** START OF EXERCISE INPUT **

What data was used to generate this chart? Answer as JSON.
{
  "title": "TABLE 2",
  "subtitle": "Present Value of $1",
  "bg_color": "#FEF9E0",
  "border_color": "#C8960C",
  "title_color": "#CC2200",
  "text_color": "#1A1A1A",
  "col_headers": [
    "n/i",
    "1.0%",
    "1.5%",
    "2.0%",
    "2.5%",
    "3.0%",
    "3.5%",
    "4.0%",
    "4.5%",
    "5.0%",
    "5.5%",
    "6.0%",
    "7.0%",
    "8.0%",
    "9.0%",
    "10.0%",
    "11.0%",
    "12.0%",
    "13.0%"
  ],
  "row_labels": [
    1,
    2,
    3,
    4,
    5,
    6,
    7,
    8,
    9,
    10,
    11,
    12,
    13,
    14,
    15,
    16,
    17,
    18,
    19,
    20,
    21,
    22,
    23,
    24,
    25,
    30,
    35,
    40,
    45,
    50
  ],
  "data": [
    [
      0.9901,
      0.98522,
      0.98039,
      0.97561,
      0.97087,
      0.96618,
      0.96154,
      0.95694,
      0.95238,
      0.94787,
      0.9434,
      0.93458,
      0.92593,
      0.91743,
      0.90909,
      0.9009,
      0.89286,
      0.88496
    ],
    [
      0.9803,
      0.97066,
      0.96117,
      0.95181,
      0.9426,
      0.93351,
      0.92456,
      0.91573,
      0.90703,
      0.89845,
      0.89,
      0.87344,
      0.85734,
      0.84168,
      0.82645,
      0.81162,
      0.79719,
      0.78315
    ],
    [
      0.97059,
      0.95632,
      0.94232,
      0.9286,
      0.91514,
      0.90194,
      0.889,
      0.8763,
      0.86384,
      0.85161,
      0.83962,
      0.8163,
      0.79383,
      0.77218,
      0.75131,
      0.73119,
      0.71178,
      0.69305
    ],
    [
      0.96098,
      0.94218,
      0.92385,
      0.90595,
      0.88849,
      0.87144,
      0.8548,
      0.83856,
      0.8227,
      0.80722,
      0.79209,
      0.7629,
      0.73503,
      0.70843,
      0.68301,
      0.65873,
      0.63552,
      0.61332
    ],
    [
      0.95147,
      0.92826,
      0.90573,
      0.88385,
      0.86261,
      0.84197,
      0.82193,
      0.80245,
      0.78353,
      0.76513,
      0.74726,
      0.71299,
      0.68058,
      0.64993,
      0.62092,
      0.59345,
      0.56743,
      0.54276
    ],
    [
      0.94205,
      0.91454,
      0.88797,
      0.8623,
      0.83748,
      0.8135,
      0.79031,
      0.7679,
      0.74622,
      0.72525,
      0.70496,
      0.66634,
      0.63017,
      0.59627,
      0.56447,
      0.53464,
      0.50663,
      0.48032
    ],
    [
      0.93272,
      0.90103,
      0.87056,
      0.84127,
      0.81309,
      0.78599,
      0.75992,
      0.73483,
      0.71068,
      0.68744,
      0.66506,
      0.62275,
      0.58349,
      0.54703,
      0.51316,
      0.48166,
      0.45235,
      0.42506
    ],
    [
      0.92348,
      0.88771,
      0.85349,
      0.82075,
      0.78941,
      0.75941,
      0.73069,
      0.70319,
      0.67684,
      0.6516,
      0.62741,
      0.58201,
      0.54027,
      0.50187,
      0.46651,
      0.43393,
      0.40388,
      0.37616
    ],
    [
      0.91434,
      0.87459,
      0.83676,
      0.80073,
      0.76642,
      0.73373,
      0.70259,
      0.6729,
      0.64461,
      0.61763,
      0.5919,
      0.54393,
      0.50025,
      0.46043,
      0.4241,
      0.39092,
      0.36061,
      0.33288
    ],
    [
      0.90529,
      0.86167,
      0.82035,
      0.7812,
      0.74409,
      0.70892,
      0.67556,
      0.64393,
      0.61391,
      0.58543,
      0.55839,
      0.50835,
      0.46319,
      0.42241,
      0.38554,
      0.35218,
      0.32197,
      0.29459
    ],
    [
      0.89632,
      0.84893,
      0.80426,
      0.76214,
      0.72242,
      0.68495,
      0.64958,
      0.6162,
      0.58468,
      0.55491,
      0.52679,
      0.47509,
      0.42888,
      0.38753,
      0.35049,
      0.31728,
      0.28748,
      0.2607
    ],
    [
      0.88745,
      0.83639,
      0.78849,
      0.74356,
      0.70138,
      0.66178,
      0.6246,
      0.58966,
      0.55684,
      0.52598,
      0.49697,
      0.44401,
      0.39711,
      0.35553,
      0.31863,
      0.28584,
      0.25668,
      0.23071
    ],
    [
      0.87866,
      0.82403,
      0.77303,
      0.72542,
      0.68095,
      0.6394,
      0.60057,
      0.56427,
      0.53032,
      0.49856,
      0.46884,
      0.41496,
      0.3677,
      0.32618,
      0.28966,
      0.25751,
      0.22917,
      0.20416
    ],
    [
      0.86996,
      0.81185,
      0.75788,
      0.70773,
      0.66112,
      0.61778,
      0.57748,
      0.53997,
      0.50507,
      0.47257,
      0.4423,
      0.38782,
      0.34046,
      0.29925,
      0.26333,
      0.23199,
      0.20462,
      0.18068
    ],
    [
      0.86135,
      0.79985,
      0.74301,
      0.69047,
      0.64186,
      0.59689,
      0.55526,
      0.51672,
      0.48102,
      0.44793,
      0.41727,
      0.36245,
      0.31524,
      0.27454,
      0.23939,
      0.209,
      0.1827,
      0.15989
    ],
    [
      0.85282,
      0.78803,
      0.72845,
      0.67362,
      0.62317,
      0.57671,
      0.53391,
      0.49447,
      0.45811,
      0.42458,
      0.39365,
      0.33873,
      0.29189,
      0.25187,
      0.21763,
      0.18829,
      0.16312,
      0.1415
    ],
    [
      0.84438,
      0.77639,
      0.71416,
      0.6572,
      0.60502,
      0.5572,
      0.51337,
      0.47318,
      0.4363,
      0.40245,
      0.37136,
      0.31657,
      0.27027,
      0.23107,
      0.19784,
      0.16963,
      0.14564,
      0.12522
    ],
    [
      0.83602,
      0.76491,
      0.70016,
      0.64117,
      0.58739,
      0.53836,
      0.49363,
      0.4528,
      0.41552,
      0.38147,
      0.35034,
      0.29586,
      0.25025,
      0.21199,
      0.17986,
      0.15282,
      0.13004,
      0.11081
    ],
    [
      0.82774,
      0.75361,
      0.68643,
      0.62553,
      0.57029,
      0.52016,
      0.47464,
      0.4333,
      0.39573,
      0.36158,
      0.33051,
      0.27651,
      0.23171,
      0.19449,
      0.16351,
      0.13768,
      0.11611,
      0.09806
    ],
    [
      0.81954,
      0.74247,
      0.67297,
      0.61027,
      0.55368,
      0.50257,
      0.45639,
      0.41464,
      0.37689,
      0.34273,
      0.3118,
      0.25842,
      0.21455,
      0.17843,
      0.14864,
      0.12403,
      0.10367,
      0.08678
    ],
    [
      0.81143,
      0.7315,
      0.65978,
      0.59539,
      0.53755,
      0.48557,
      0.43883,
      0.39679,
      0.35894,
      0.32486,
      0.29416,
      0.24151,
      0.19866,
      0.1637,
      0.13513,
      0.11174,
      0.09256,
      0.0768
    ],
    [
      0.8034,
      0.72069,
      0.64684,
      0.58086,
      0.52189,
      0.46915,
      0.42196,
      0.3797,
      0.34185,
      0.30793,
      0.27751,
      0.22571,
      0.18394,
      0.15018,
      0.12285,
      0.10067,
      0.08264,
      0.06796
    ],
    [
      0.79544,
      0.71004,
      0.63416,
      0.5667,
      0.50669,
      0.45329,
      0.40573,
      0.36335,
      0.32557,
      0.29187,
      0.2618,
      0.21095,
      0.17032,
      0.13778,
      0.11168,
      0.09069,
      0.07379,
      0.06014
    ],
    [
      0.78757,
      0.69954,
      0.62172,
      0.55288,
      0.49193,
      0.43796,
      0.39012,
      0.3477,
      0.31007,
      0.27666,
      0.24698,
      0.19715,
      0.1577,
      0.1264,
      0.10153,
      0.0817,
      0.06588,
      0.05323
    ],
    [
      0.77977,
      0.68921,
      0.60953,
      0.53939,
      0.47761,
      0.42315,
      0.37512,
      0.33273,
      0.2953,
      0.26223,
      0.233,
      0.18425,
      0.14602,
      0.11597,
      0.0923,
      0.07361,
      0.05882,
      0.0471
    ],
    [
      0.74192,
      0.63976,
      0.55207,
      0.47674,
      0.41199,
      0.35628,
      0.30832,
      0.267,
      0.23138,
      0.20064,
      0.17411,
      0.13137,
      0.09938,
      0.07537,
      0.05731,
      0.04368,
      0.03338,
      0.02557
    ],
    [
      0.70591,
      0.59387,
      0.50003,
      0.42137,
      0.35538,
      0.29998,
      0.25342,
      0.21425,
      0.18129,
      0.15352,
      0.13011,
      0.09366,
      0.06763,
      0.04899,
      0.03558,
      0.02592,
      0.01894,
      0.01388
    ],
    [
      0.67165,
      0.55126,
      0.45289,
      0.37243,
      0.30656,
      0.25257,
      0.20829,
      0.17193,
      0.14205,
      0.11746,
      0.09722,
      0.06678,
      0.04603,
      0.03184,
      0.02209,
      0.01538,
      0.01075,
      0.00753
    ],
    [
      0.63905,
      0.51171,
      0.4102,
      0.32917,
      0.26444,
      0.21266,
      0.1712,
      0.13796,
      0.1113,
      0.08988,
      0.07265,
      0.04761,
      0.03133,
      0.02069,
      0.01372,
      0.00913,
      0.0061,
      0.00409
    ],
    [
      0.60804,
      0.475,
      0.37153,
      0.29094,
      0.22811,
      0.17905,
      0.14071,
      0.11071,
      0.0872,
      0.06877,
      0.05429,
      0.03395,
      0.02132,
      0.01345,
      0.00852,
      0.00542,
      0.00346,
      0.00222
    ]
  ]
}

** END OF EXERCISE INPUT **

--- EXERCISE PROMPT ---
Give the number of lines in the listing above that contain "data", and nothing else.

--- WRITTEN ANSWER ---
2